» **WORK REQUIRED**: Could every line of the data be printed exactly as it reads?

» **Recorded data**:
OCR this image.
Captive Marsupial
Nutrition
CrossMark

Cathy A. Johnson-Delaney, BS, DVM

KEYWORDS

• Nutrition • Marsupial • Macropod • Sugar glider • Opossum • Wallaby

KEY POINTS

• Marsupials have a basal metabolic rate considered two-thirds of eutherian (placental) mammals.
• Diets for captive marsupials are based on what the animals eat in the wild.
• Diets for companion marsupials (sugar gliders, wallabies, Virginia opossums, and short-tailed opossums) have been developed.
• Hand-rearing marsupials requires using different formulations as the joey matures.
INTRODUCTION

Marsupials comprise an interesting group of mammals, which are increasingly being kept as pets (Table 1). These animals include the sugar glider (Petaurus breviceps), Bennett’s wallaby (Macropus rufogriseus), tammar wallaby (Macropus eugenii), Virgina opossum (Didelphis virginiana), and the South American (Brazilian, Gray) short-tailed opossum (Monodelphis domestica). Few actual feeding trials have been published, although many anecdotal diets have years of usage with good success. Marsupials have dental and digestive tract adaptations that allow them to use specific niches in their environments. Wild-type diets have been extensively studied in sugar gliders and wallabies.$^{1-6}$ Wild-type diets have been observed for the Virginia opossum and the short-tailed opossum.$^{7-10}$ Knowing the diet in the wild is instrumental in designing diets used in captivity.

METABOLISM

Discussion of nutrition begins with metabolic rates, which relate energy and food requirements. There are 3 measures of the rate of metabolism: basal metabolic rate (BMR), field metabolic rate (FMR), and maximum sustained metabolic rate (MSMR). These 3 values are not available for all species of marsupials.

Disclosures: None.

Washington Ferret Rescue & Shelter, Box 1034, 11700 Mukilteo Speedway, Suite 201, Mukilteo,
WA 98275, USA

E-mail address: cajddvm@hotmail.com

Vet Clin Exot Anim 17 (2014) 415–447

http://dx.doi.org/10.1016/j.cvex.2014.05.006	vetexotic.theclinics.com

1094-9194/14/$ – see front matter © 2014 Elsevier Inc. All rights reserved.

» **ANSWER**:
OCR this image.
Captive Marsupial
Nutrition
CrossMark

Cathy A. Johnson-Delaney, BS, DVM

KEYWORDS

• Nutrition • Marsupial • Macropod • Sugar glider • Opossum • Wallaby

KEY POINTS

• Marsupials have a basal metabolic rate considered two-thirds of eutherian (placental) mammals.
• Diets for captive marsupials are based on what the animals eat in the wild.
• Diets for companion marsupials (sugar gliders, wallabies, Virginia opossums, and short-tailed opossums) have been developed.
• Hand-rearing marsupials requires using different formulations as the joey matures.
INTRODUCTION

Marsupials comprise an interesting group of mammals, which are increasingly being kept as pets (Table 1). These animals include the sugar glider (Petaurus breviceps), Bennett’s wallaby (Macropus rufogriseus), tammar wallaby (Macropus eugenii), Virgina opossum (Didelphis virginiana), and the South American (Brazilian, Gray) short-tailed opossum (Monodelphis domestica). Few actual feeding trials have been published, although many anecdotal diets have years of usage with good success. Marsupials have dental and digestive tract adaptations that allow them to use specific niches in their environments. Wild-type diets have been extensively studied in sugar gliders and wallabies.$^{1-6}$ Wild-type diets have been observed for the Virginia opossum and the short-tailed opossum.$^{7-10}$ Knowing the diet in the wild is instrumental in designing diets used in captivity.

METABOLISM

Discussion of nutrition begins with metabolic rates, which relate energy and food requirements. There are 3 measures of the rate of metabolism: basal metabolic rate (BMR), field metabolic rate (FMR), and maximum sustained metabolic rate (MSMR). These 3 values are not available for all species of marsupials.

Disclosures: None.

Washington Ferret Rescue & Shelter, Box 1034, 11700 Mukilteo Speedway, Suite 201, Mukilteo,
WA 98275, USA

E-mail address: cajddvm@hotmail.com

Vet Clin Exot Anim 17 (2014) 415–447

http://dx.doi.org/10.1016/j.cvex.2014.05.006	vetexotic.theclinics.com

1094-9194/14/$ – see front matter © 2014 Elsevier Inc. All rights reserved.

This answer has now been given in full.